* [Document text]
Because the CFA franc was linked to the French franc, France could import goods from Africa with its own currency, which greatly benefited it in its relations with African countries. France also had the option of restricting access to the region for other large customers. With the changeover to the euro, these privileges were extended to the leaders of the European Union, who were able to influence the monetary policy of the European Central Bank.
Membership in the CFA franc zone has been disastrous for African economies, which are in a state of prolonged stagnation. The French authorities claim that by their intervention, these countries receive currency and price stability. But neoliberal recipes do not work: the price to pay for low inflation is the complete lack of economic growth.
Real per capita GDP in the CFA region has been declining since the mid-1970s. Seven countries of the monetary union remain the poorest in the world and two-thirds of their population are forced to live on less than two dollars per day. And this is not surprising – having no real sovereignty, the countries of the CFA zone sacrifice their populations for the profit of French imperialism. The African states do not have the capacity to control the exchange rate or interest rates, nor to maintain them with the export of raw materials that are monopolized by French corporations.

* [Extracted data]
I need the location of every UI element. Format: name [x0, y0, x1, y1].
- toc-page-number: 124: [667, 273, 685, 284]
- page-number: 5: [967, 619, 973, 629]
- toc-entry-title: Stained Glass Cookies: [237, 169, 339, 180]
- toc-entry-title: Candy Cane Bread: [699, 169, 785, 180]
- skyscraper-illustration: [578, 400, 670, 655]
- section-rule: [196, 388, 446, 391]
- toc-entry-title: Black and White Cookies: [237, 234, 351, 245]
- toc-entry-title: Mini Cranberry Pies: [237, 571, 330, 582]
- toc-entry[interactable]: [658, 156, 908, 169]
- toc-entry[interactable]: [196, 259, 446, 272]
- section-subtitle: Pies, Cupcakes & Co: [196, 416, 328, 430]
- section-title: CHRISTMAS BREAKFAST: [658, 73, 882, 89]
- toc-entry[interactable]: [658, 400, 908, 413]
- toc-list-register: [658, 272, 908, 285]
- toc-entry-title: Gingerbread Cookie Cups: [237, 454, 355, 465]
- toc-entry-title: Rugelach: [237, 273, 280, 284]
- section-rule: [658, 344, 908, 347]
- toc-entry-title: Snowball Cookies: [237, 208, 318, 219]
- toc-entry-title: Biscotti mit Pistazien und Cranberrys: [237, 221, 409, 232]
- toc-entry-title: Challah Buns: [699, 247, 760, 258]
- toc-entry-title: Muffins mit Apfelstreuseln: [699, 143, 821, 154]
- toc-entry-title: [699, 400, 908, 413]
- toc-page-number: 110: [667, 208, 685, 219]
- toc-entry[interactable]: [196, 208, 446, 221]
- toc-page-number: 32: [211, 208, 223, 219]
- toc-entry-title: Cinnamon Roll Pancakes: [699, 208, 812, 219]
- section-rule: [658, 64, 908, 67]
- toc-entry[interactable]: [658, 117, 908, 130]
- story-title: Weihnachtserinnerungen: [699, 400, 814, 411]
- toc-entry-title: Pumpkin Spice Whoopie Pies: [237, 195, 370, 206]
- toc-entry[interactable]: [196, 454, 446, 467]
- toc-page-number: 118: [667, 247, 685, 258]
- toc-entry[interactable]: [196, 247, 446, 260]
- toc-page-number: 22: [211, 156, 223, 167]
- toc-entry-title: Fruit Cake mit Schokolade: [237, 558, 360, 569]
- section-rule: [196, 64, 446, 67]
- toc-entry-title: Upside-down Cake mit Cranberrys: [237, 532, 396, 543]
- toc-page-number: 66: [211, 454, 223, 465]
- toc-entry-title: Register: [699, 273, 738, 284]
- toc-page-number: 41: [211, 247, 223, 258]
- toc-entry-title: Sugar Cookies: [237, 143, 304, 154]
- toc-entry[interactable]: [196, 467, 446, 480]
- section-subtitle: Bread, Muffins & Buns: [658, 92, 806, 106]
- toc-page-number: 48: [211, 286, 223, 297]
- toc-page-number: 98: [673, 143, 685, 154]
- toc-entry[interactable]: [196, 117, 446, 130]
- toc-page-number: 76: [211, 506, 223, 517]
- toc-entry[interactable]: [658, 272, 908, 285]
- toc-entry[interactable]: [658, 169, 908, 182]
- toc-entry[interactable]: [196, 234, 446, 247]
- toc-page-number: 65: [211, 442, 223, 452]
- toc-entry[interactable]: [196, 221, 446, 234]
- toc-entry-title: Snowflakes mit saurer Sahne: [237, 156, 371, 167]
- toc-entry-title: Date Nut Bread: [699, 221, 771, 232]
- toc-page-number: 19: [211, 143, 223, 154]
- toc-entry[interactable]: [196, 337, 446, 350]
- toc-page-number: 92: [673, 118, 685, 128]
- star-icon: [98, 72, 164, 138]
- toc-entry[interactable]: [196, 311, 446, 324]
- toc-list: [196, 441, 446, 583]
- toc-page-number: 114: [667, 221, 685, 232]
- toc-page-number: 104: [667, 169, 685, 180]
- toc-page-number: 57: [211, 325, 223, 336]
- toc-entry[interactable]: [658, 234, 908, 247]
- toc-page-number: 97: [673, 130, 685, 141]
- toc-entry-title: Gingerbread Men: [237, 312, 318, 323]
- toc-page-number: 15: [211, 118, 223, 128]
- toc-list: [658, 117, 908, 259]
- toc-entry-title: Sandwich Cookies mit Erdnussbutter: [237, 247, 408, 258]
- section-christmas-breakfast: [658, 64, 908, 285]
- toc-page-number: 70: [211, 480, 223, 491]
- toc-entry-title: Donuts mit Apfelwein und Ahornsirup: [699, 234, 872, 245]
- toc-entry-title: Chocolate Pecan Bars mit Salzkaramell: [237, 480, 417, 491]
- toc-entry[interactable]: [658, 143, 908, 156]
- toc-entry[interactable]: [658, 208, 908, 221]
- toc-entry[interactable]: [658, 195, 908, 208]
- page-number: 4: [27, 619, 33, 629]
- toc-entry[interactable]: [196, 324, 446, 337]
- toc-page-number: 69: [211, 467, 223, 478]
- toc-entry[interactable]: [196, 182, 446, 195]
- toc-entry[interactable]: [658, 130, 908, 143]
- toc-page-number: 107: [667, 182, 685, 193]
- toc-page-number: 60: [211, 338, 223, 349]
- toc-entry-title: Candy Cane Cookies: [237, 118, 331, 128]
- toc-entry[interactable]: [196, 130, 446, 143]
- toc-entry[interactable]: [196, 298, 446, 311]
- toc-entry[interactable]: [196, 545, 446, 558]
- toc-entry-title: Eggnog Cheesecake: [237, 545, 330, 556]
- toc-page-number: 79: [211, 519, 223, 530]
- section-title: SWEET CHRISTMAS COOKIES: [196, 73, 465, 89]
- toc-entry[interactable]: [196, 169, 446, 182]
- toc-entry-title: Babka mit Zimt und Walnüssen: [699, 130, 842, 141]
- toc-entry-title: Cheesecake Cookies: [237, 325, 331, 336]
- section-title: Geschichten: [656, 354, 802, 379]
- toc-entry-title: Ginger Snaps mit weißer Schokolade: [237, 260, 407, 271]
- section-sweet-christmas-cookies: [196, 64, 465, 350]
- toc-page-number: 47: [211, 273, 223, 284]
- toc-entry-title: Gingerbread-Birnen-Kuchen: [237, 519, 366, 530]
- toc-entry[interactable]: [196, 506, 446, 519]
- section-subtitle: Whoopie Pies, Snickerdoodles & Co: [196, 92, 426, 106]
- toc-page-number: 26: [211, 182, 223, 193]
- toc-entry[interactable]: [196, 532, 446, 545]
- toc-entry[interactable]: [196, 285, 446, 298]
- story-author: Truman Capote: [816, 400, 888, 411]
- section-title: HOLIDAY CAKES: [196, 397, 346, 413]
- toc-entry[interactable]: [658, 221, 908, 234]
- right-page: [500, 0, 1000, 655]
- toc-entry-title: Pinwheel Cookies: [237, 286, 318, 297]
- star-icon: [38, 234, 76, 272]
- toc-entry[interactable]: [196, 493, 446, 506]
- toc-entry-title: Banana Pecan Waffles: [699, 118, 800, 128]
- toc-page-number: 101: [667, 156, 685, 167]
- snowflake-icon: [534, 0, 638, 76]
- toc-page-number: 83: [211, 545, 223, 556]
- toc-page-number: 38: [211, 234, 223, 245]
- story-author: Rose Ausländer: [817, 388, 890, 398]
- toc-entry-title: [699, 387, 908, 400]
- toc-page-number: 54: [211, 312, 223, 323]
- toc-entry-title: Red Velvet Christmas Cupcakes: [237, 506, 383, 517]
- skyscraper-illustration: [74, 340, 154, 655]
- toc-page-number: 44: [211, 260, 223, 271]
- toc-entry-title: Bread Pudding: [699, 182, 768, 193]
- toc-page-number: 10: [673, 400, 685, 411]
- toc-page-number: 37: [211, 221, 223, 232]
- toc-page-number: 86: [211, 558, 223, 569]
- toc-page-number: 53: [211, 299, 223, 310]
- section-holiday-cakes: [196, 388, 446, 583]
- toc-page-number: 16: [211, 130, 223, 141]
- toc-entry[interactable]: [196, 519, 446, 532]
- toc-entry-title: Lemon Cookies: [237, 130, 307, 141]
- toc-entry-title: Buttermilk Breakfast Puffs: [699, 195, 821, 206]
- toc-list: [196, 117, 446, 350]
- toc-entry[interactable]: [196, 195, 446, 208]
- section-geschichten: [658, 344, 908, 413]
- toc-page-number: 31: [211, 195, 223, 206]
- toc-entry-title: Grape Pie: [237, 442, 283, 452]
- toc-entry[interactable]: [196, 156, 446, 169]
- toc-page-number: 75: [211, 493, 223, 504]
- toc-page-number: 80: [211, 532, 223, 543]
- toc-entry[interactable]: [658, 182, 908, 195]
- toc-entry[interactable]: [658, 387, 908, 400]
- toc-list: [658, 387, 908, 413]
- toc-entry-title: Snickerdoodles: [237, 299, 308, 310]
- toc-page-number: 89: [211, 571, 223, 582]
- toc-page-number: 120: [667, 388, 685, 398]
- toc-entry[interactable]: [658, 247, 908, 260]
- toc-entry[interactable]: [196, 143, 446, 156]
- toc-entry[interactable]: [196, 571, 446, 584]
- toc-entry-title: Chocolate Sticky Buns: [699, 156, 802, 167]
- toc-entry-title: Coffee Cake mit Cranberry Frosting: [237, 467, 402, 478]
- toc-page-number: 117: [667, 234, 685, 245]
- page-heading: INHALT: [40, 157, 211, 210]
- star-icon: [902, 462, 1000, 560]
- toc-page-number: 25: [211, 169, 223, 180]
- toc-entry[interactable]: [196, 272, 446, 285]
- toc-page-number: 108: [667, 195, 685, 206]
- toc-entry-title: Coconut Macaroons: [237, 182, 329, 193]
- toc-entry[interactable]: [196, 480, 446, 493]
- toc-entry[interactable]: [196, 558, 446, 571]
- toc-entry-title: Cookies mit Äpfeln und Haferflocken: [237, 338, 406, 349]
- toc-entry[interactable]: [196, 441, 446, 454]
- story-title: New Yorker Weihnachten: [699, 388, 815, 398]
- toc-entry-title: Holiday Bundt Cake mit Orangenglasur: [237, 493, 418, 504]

* [To do] Continue the passage on the CFA franc zone from its last sentence, keeping to its line of argument.

* [Exercise output]
One might ask: why did these countries agree to participate in the French monetary union? This institution was created 15 years before the start of the national liberation movement in Africa (a liberation movement encouraged and supported by the Soviet Union, the socialist states, and the progressive and anti-imperialist people of the world). The free republics were determined to create their own currencies. However, France laid down the condition that it would recognize their independence only if they retained their membership in the CFA franc zone.
France imposed “cooperation agreements” on African countries, which governed a wide range of issues including mining, the terms of foreign trade and international relations, the structure of the armed forces, the educational system, civil aviation and much more. These agreements consolidated the economic and political domination of France over the former colonies, making their independence a fiction – they are semi-colonies, in Marxist terms.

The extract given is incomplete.